## Aim
Only the lines holding the string "Pandemic" are needed. Copy each one.

• • • •

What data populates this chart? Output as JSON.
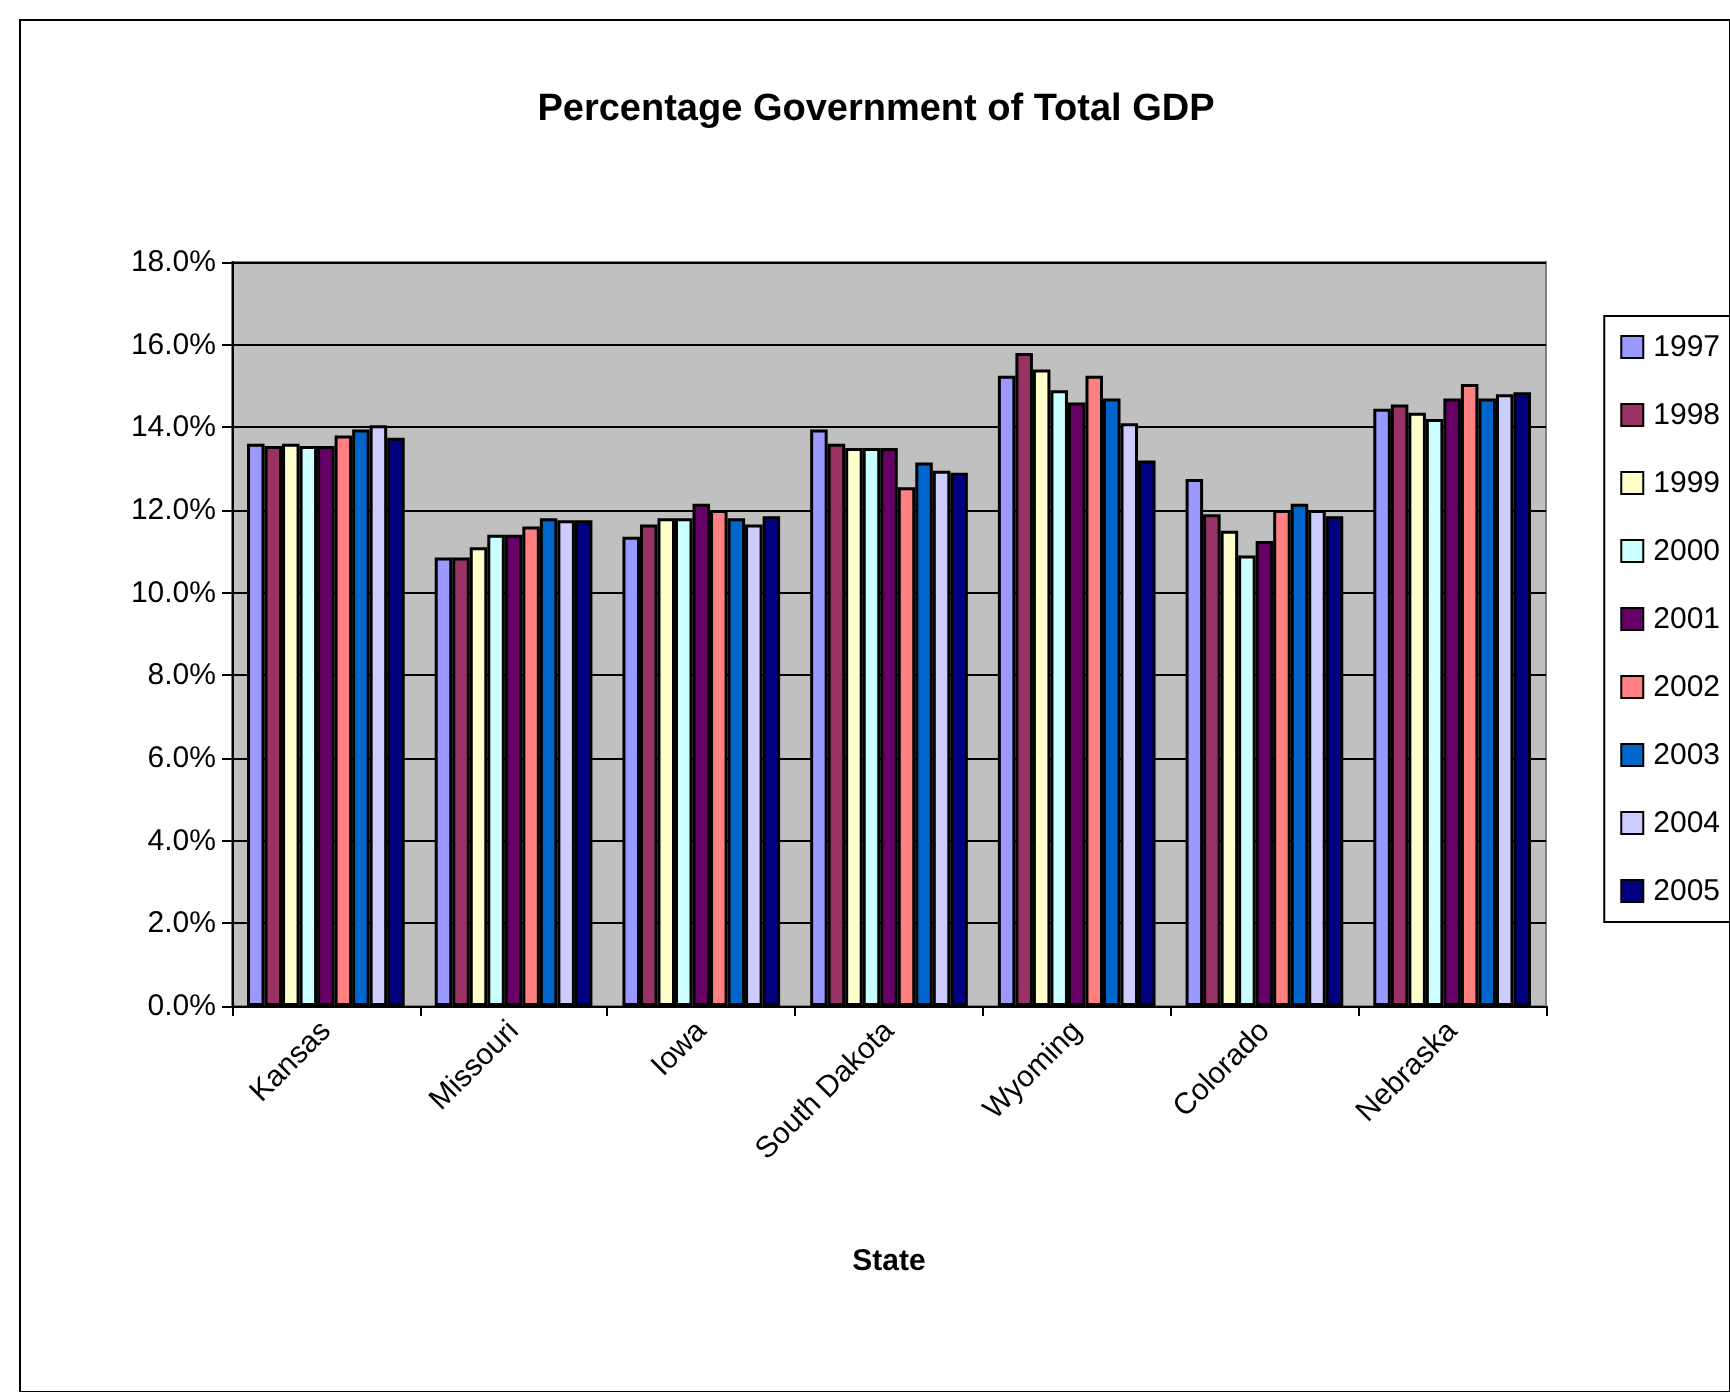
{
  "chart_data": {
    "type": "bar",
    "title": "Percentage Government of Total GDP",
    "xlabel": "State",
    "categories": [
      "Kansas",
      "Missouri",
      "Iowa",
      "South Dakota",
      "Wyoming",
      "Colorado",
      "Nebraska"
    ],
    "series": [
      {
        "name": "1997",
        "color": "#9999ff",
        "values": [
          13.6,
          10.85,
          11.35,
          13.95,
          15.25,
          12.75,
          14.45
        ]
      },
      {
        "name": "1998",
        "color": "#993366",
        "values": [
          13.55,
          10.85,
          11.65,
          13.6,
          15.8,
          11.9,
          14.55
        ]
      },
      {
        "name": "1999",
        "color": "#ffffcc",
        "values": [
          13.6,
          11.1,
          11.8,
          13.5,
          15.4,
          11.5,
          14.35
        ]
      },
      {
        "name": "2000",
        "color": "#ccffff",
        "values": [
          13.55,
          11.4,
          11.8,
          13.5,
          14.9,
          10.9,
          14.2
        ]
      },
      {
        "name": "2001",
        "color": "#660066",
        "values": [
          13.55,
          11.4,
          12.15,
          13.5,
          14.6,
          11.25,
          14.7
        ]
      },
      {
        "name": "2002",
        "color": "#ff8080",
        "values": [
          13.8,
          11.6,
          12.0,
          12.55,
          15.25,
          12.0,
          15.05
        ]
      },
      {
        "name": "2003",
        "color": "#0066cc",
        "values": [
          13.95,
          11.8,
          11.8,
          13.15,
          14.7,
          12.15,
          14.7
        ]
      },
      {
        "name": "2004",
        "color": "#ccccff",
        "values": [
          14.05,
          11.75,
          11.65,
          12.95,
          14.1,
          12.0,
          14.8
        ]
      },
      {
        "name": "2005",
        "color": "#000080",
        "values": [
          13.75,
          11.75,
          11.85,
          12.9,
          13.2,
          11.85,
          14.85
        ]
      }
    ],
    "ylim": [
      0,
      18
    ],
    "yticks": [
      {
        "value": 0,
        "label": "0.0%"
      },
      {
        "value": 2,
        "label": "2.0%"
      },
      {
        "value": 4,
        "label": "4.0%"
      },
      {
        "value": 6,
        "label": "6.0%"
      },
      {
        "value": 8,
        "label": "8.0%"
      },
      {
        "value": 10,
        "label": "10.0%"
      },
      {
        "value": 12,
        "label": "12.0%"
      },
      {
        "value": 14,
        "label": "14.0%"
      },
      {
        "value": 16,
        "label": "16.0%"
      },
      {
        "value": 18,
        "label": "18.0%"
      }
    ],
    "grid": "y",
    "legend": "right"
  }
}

• • • •

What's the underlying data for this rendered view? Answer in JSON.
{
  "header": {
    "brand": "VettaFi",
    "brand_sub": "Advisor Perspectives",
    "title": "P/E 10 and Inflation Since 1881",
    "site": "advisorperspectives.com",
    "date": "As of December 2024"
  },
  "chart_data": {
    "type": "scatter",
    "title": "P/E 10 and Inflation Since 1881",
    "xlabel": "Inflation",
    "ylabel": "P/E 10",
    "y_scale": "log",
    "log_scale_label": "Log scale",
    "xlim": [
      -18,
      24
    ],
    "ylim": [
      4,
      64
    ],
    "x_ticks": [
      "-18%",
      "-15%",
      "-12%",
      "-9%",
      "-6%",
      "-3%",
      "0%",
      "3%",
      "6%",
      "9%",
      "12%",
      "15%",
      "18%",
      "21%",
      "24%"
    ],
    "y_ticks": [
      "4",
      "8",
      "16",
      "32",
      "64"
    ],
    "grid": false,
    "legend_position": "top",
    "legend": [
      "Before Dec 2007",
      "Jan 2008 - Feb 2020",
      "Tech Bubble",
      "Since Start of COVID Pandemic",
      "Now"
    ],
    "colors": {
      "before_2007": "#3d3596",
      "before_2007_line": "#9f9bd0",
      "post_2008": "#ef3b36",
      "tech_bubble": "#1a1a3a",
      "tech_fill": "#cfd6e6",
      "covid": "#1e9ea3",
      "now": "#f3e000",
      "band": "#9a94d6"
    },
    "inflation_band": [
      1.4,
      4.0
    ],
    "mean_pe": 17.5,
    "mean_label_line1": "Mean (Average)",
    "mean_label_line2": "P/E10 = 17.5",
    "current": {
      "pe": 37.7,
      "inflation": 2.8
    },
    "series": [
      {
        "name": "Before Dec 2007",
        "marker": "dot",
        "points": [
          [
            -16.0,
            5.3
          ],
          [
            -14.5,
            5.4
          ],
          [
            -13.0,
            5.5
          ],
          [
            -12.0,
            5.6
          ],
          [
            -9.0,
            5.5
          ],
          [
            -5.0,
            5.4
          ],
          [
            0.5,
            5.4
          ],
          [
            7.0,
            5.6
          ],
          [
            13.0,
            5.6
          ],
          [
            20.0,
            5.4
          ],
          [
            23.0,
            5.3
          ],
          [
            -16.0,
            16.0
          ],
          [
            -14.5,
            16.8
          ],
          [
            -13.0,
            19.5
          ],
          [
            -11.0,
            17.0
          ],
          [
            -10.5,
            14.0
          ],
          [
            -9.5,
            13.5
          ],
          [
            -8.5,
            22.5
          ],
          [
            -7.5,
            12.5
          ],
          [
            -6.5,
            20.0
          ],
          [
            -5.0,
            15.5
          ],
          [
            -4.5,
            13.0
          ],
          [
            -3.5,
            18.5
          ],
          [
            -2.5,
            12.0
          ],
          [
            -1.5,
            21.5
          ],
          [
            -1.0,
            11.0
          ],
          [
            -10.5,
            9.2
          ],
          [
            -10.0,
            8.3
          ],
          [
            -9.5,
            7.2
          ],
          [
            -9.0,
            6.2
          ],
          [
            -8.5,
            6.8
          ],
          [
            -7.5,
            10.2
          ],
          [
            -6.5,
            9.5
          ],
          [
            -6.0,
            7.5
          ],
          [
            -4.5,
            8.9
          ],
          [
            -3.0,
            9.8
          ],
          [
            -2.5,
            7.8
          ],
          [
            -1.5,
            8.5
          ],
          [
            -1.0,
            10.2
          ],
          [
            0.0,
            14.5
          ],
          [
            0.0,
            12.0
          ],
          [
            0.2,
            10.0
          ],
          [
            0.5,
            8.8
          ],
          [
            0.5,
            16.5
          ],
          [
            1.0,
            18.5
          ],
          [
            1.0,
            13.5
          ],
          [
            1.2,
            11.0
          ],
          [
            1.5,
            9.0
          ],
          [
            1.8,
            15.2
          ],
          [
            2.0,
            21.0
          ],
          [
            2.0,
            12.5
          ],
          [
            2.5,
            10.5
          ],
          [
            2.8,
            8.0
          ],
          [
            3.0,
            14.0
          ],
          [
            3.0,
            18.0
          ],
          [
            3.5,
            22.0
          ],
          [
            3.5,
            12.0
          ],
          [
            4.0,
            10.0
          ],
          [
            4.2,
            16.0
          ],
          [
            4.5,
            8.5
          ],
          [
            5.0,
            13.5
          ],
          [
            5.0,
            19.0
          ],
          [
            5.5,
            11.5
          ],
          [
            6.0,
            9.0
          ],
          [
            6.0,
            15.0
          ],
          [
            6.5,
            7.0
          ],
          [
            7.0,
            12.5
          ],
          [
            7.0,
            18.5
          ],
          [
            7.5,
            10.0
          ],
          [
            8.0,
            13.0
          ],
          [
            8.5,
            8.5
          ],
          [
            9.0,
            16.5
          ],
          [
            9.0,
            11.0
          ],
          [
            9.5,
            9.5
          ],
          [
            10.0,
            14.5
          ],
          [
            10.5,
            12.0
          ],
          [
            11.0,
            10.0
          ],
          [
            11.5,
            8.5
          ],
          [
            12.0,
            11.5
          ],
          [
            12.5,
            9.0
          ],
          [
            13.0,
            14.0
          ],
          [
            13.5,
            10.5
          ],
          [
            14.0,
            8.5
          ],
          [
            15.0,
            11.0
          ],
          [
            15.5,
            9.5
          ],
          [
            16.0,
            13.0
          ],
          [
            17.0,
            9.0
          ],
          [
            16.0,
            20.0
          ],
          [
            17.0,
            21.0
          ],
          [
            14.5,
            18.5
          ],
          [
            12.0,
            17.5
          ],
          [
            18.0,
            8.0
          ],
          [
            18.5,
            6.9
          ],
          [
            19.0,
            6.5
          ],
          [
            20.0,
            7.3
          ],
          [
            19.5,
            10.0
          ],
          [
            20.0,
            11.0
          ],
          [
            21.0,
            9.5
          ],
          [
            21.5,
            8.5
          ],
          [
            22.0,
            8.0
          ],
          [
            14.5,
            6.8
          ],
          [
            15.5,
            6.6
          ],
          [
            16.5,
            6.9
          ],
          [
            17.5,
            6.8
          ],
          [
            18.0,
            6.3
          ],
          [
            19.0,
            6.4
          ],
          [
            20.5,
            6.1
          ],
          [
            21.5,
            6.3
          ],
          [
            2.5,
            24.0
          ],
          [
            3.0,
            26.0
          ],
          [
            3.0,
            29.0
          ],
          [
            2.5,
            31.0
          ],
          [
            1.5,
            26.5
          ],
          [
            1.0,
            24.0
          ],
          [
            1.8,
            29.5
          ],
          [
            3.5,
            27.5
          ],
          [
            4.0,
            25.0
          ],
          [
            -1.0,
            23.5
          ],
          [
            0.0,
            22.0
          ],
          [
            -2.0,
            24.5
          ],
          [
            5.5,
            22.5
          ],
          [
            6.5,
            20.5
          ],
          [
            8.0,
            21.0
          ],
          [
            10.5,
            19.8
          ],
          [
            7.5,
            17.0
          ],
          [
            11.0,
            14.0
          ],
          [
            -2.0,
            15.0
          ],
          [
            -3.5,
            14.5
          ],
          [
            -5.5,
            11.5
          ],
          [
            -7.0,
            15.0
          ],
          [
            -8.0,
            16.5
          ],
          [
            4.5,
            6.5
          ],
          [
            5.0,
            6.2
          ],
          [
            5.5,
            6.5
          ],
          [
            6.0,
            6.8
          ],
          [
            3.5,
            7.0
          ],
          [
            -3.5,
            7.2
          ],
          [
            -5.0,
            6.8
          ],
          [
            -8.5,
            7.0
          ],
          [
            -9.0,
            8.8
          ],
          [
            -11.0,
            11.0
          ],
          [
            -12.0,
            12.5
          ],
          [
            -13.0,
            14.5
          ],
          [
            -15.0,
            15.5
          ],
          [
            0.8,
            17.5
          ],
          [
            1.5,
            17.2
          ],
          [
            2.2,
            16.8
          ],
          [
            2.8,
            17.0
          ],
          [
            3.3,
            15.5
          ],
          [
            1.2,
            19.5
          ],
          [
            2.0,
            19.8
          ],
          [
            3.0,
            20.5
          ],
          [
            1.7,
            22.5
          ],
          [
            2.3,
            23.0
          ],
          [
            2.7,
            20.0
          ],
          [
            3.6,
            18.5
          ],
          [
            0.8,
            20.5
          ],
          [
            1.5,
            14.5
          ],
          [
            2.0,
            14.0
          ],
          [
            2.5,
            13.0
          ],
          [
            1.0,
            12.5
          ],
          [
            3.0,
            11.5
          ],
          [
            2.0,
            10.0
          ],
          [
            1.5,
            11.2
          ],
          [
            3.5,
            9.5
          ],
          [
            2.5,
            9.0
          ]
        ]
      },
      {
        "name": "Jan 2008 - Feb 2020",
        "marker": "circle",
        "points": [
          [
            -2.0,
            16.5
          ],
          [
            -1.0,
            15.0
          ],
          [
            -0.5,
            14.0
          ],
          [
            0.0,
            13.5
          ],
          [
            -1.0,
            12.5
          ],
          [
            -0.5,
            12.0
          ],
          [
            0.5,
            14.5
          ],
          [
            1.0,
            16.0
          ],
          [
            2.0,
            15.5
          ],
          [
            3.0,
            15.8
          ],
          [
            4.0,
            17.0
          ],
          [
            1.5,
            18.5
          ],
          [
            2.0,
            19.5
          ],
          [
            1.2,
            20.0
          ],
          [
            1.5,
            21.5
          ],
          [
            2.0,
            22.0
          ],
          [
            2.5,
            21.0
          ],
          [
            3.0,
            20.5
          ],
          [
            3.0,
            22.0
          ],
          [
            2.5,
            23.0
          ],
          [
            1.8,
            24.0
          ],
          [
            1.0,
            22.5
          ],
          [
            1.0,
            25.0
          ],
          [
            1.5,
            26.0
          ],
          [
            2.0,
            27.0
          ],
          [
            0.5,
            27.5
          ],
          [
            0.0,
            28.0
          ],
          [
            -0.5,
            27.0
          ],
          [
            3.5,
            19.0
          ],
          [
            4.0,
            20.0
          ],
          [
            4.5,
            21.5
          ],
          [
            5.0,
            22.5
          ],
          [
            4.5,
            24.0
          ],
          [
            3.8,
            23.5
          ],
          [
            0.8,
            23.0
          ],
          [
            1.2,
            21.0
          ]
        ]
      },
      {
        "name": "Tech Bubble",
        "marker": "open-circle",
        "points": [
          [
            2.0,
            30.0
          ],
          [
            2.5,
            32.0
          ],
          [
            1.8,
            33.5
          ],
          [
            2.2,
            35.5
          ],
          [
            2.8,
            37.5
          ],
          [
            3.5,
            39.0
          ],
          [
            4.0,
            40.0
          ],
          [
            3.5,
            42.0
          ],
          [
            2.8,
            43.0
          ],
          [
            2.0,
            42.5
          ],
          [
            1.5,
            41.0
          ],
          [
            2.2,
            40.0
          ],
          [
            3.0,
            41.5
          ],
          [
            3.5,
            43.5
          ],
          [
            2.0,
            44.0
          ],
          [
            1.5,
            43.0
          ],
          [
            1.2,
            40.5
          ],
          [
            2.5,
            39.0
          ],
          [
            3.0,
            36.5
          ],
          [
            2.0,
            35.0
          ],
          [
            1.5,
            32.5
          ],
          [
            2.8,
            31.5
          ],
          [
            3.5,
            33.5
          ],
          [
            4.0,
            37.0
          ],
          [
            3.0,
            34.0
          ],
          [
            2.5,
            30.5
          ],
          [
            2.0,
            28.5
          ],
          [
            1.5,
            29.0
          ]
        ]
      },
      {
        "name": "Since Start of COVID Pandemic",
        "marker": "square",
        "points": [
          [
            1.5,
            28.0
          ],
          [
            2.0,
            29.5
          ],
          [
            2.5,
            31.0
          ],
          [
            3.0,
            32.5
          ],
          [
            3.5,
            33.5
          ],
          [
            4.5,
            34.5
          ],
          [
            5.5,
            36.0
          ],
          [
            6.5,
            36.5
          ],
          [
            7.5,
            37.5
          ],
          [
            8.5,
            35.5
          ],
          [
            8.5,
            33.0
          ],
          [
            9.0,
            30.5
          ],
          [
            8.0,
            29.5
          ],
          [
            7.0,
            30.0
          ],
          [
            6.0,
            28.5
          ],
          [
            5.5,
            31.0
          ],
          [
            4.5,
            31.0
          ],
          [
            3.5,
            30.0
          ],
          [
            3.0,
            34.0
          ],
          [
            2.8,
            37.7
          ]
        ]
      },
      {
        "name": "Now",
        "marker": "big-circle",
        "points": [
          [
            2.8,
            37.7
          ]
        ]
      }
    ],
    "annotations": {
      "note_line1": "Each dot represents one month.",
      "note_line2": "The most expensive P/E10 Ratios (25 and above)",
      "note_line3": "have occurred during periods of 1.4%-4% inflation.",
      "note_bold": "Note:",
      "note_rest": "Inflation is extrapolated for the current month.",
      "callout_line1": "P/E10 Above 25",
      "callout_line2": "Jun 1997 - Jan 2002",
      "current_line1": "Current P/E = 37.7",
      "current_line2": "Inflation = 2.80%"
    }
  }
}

• • • •

## Solution to the exercise
      "Since Start of COVID Pandemic",
        "name": "Since Start of COVID Pandemic",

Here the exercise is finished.